* WRITTEN INSTRUCTION:
Search the entries below. Return every line that has "Sciences" in it.

--- Start ---

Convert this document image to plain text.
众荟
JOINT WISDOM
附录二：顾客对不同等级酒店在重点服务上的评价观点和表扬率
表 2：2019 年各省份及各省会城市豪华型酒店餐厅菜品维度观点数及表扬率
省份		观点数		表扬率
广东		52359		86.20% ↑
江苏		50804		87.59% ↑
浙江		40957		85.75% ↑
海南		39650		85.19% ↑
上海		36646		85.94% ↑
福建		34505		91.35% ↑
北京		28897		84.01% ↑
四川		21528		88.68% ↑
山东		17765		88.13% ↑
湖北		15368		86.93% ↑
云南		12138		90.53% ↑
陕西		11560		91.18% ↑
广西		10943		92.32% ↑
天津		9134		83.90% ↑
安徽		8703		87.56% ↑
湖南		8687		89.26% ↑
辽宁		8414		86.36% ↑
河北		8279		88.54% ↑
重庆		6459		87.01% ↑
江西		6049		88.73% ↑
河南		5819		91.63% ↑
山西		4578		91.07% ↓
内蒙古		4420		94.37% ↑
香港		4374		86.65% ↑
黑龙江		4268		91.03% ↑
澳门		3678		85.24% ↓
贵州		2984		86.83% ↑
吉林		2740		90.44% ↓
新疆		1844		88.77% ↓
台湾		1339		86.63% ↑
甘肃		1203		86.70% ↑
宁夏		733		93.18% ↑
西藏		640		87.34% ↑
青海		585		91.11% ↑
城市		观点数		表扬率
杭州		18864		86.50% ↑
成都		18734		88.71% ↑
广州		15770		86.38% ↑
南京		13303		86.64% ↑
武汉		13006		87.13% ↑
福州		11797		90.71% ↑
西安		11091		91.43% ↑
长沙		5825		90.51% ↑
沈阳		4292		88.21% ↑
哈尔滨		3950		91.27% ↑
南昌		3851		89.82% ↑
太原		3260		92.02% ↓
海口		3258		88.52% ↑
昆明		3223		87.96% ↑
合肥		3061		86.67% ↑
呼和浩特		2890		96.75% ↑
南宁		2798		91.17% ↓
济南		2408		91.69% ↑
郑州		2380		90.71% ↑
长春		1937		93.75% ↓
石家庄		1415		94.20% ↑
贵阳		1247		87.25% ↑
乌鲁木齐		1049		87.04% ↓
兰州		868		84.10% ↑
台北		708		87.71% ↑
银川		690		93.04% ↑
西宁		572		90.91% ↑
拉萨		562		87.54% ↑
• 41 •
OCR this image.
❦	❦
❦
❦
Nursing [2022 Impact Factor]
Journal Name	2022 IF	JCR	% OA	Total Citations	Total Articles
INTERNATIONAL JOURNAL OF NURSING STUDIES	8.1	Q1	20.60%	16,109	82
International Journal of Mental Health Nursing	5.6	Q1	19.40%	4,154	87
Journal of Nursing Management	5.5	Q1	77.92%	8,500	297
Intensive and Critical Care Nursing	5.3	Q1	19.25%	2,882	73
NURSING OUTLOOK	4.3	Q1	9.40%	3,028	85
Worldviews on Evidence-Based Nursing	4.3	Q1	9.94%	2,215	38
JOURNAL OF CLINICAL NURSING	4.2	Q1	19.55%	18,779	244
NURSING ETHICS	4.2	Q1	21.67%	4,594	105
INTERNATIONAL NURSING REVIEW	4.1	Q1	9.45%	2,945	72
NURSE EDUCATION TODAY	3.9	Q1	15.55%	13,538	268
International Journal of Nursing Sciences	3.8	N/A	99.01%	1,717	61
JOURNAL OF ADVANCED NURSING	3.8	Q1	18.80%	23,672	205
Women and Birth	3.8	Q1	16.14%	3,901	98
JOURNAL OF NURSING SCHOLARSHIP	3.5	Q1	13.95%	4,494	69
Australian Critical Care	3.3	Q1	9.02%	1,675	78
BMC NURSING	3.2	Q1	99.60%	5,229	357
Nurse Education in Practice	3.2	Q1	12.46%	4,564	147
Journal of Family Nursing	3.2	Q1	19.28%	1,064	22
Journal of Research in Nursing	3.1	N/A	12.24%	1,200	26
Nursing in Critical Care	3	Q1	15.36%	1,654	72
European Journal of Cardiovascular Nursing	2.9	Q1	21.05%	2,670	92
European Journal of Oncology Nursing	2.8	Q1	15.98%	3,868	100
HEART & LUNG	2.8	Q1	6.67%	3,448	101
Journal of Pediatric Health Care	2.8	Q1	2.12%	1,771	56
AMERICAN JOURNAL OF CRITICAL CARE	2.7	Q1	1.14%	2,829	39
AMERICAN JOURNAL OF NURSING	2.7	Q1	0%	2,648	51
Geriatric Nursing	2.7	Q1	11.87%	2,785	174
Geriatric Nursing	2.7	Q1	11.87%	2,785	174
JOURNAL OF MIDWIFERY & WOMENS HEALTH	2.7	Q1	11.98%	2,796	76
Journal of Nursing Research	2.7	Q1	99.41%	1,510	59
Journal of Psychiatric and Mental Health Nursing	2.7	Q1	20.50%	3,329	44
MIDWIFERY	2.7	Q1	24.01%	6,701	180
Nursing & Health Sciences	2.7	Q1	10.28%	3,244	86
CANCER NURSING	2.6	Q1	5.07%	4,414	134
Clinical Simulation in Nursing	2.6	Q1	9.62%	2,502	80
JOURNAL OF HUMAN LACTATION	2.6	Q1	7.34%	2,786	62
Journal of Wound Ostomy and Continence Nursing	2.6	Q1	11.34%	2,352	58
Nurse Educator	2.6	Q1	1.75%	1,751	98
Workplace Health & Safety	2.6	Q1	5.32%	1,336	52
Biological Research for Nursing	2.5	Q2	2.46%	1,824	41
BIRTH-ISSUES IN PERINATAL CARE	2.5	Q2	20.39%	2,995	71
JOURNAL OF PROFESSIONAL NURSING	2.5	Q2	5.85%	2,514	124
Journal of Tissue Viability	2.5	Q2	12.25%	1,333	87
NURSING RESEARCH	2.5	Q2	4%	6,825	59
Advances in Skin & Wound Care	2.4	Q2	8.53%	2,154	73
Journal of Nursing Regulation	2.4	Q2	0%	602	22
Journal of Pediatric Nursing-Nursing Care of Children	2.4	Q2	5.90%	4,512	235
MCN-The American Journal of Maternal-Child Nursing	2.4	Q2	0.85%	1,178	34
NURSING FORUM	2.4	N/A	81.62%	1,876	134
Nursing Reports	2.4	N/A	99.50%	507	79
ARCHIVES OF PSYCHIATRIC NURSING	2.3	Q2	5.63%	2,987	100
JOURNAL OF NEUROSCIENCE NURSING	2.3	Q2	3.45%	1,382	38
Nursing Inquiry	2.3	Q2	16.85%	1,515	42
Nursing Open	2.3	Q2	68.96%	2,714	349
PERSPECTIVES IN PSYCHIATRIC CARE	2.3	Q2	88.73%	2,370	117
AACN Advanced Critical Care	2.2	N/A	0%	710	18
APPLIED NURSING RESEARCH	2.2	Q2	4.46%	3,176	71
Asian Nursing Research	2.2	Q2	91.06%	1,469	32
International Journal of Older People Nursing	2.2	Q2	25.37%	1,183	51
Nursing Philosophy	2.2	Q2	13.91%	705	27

--- End ---

* RESULT:
International Journal of Nursing Sciences	3.8	N/A	99.01%	1,717	61
Nursing & Health Sciences	2.7	Q1	10.28%	3,244	86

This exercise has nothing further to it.